# Exercise goal:
Read through the data and report every line in which the word "Написать" occurs.
* START Material provided *
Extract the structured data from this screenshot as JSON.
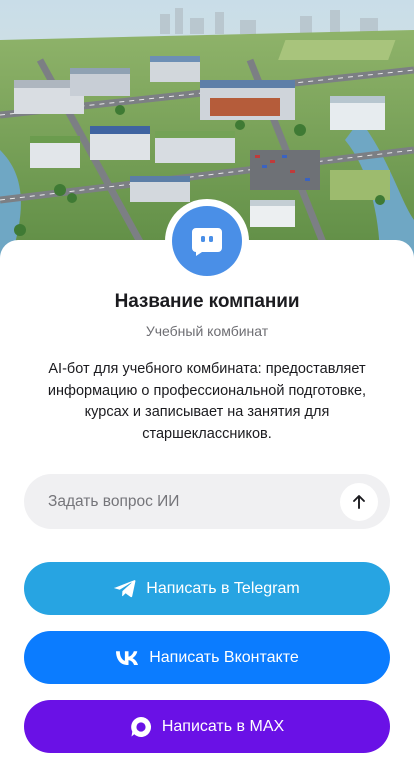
{
  "company": {
    "name": "Название компании",
    "subtitle": "Учебный комбинат",
    "description": "AI-бот для учебного комбината: предоставляет информацию о профессиональной подготовке, курсах и записывает на занятия для старшеклассников."
  },
  "ask": {
    "placeholder": "Задать вопрос ИИ"
  },
  "buttons": {
    "telegram": "Написать в Telegram",
    "vk": "Написать Вконтакте",
    "max": "Написать в MAX"
  },
  "colors": {
    "avatar": "#4a8fe7",
    "telegram": "#27a4e2",
    "vk": "#0b7cff",
    "max": "#6a11e6"
  }
}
* END Material provided *
# Solution to the exercise:
    "telegram": "Написать в Telegram",
    "vk": "Написать Вконтакте",
    "max": "Написать в MAX"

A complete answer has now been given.